═════ Given information ═════
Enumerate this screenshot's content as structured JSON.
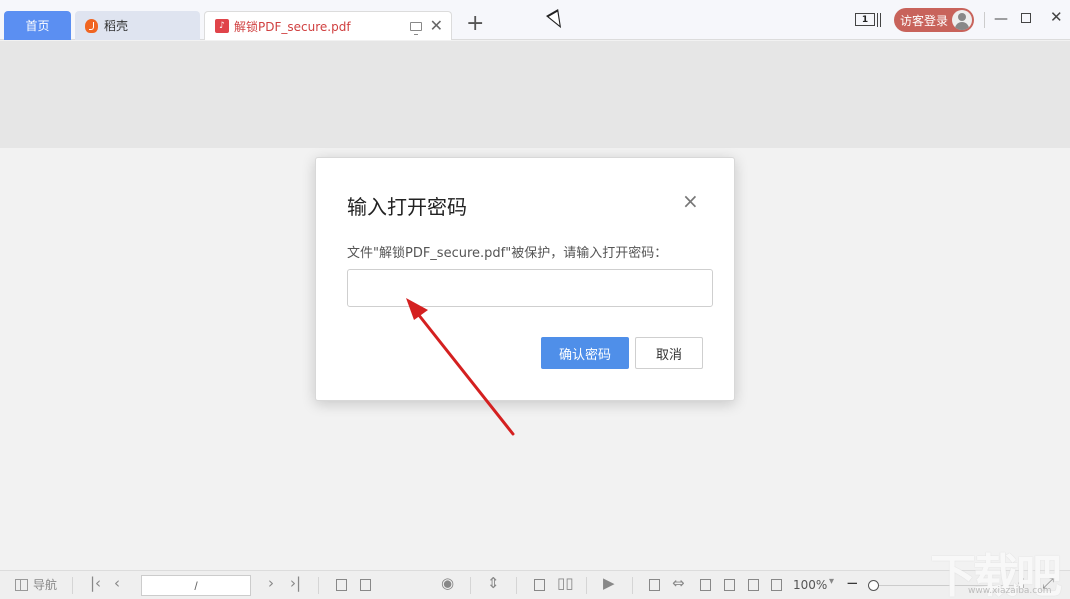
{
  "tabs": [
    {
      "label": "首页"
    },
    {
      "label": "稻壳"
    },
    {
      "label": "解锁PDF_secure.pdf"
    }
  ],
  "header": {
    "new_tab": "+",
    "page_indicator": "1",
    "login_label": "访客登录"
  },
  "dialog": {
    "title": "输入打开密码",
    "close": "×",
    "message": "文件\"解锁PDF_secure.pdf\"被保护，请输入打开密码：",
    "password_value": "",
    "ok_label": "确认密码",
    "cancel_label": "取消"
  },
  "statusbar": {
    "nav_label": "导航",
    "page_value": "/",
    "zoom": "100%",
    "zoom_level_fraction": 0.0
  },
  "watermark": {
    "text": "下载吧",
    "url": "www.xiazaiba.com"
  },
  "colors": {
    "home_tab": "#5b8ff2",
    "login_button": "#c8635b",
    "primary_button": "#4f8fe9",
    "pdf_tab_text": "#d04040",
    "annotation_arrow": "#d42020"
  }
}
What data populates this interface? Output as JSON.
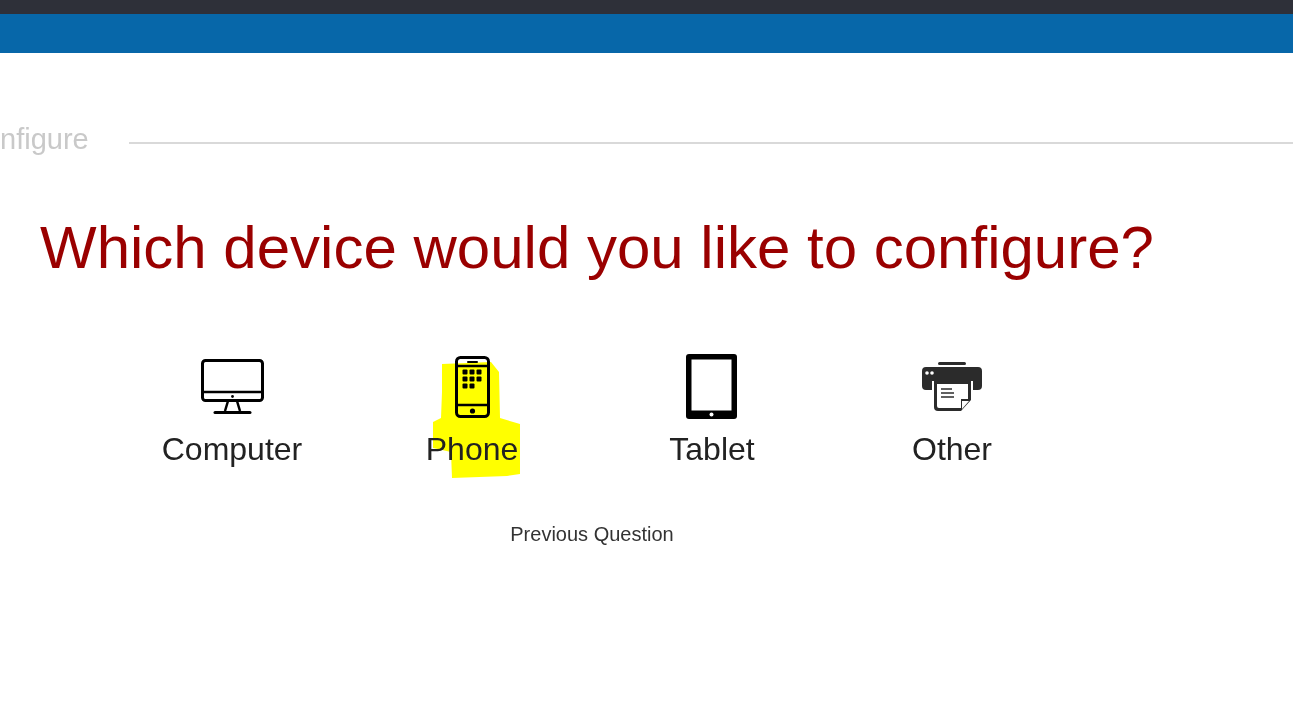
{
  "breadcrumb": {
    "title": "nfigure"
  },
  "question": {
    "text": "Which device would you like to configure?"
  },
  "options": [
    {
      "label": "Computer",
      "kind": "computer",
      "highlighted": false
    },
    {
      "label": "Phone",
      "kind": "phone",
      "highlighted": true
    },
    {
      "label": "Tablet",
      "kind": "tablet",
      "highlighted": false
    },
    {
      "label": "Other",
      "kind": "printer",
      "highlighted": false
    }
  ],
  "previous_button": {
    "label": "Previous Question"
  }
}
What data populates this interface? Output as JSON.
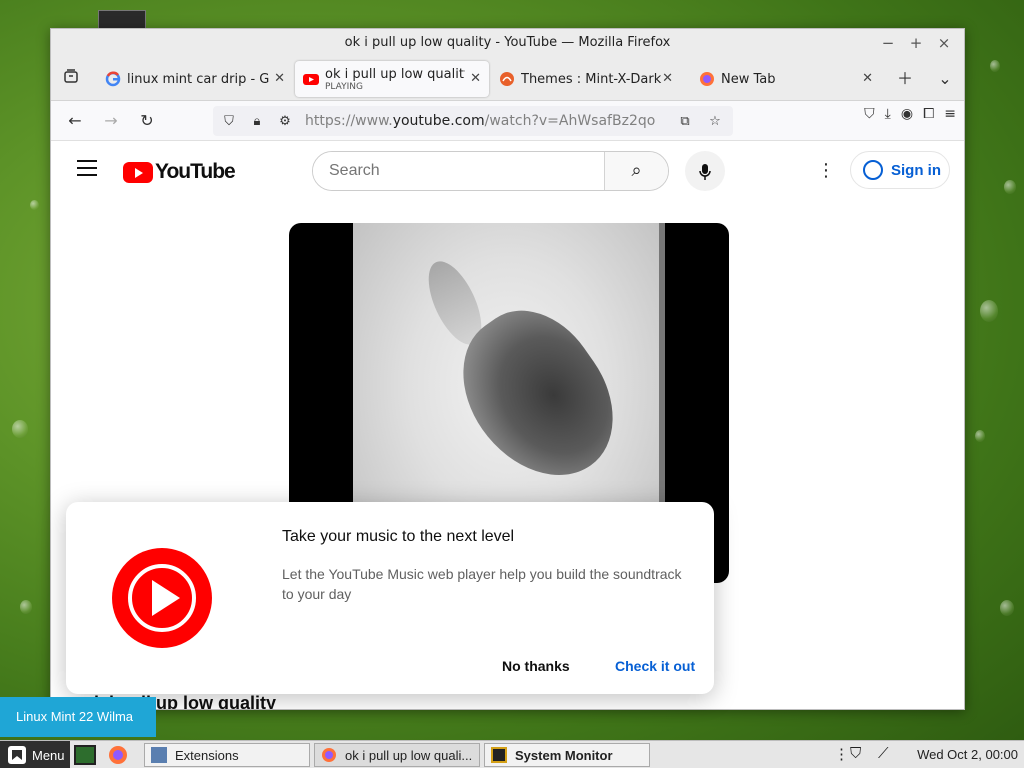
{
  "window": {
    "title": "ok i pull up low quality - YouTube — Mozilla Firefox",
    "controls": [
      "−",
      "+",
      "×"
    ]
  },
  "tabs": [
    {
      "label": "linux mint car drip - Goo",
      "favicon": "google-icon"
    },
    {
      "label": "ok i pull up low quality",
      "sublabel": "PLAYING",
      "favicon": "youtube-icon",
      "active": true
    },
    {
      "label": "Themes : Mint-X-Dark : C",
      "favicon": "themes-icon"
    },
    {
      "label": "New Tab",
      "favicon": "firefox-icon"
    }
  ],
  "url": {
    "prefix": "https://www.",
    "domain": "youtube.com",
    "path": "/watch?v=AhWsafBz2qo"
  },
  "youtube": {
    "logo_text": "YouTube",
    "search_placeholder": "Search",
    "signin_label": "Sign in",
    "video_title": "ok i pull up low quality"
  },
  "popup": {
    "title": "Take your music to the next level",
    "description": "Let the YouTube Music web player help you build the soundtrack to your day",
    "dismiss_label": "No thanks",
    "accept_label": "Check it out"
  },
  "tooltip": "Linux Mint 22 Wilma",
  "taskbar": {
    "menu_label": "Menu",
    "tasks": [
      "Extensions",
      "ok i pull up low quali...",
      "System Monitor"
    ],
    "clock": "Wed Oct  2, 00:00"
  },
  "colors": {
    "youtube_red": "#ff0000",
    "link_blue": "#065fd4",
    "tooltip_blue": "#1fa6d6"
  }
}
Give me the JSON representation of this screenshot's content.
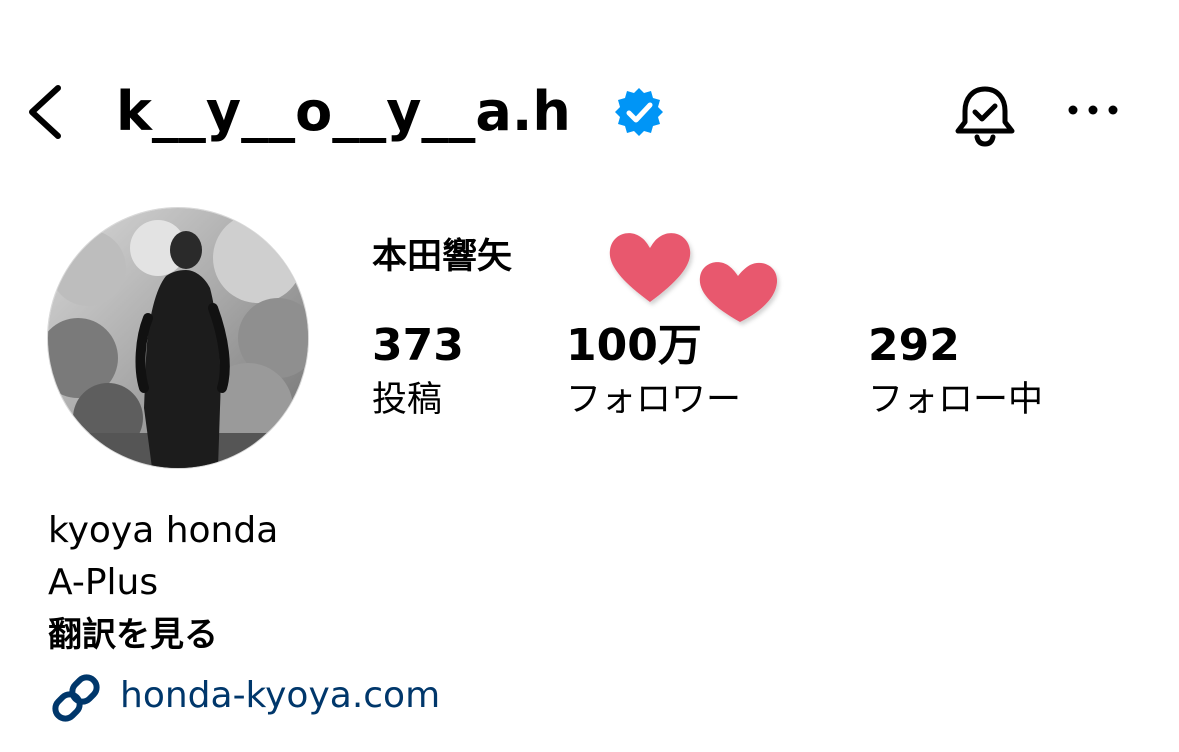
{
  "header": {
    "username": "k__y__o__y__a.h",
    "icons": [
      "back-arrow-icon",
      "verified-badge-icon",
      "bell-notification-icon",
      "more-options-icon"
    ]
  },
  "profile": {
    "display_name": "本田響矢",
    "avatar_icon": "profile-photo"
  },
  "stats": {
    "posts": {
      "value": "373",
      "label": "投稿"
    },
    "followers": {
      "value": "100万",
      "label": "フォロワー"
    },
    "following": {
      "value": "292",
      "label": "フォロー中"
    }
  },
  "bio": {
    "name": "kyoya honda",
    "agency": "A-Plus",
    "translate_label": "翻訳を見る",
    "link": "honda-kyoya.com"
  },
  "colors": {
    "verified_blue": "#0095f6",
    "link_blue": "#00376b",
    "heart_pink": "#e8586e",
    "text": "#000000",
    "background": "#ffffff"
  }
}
═════
• [The task] Copy each line in full and exactly, omitting any picture.

• [Written response]
Enumerate this screenshot's content as structured JSON.
{
  "tabs": [
    {
      "label": "首页"
    },
    {
      "label": "稻壳"
    },
    {
      "label": "解锁PDF_secure.pdf"
    }
  ],
  "header": {
    "new_tab": "+",
    "page_indicator": "1",
    "login_label": "访客登录"
  },
  "dialog": {
    "title": "输入打开密码",
    "close": "×",
    "message": "文件\"解锁PDF_secure.pdf\"被保护，请输入打开密码：",
    "password_value": "",
    "ok_label": "确认密码",
    "cancel_label": "取消"
  },
  "statusbar": {
    "nav_label": "导航",
    "page_value": "/",
    "zoom": "100%",
    "zoom_level_fraction": 0.0
  },
  "watermark": {
    "text": "下载吧",
    "url": "www.xiazaiba.com"
  },
  "colors": {
    "home_tab": "#5b8ff2",
    "login_button": "#c8635b",
    "primary_button": "#4f8fe9",
    "pdf_tab_text": "#d04040",
    "annotation_arrow": "#d42020"
  }
}
What data populates this interface? Output as JSON.
{
  "breadcrumb": {
    "title": "nfigure"
  },
  "question": {
    "text": "Which device would you like to configure?"
  },
  "options": [
    {
      "label": "Computer",
      "kind": "computer",
      "highlighted": false
    },
    {
      "label": "Phone",
      "kind": "phone",
      "highlighted": true
    },
    {
      "label": "Tablet",
      "kind": "tablet",
      "highlighted": false
    },
    {
      "label": "Other",
      "kind": "printer",
      "highlighted": false
    }
  ],
  "previous_button": {
    "label": "Previous Question"
  }
}
What data populates this interface? Output as JSON.
{
  "window": {
    "title": "ok i pull up low quality - YouTube — Mozilla Firefox",
    "controls": [
      "−",
      "+",
      "×"
    ]
  },
  "tabs": [
    {
      "label": "linux mint car drip - Goo",
      "favicon": "google-icon"
    },
    {
      "label": "ok i pull up low quality",
      "sublabel": "PLAYING",
      "favicon": "youtube-icon",
      "active": true
    },
    {
      "label": "Themes : Mint-X-Dark : C",
      "favicon": "themes-icon"
    },
    {
      "label": "New Tab",
      "favicon": "firefox-icon"
    }
  ],
  "url": {
    "prefix": "https://www.",
    "domain": "youtube.com",
    "path": "/watch?v=AhWsafBz2qo"
  },
  "youtube": {
    "logo_text": "YouTube",
    "search_placeholder": "Search",
    "signin_label": "Sign in",
    "video_title": "ok i pull up low quality"
  },
  "popup": {
    "title": "Take your music to the next level",
    "description": "Let the YouTube Music web player help you build the soundtrack to your day",
    "dismiss_label": "No thanks",
    "accept_label": "Check it out"
  },
  "tooltip": "Linux Mint 22 Wilma",
  "taskbar": {
    "menu_label": "Menu",
    "tasks": [
      "Extensions",
      "ok i pull up low quali...",
      "System Monitor"
    ],
    "clock": "Wed Oct  2, 00:00"
  },
  "colors": {
    "youtube_red": "#ff0000",
    "link_blue": "#065fd4",
    "tooltip_blue": "#1fa6d6"
  }
}
Give me the JSON representation of this screenshot's content.
{
  "header": {
    "username": "k__y__o__y__a.h",
    "icons": [
      "back-arrow-icon",
      "verified-badge-icon",
      "bell-notification-icon",
      "more-options-icon"
    ]
  },
  "profile": {
    "display_name": "本田響矢",
    "avatar_icon": "profile-photo"
  },
  "stats": {
    "posts": {
      "value": "373",
      "label": "投稿"
    },
    "followers": {
      "value": "100万",
      "label": "フォロワー"
    },
    "following": {
      "value": "292",
      "label": "フォロー中"
    }
  },
  "bio": {
    "name": "kyoya honda",
    "agency": "A-Plus",
    "translate_label": "翻訳を見る",
    "link": "honda-kyoya.com"
  },
  "colors": {
    "verified_blue": "#0095f6",
    "link_blue": "#00376b",
    "heart_pink": "#e8586e",
    "text": "#000000",
    "background": "#ffffff"
  }
}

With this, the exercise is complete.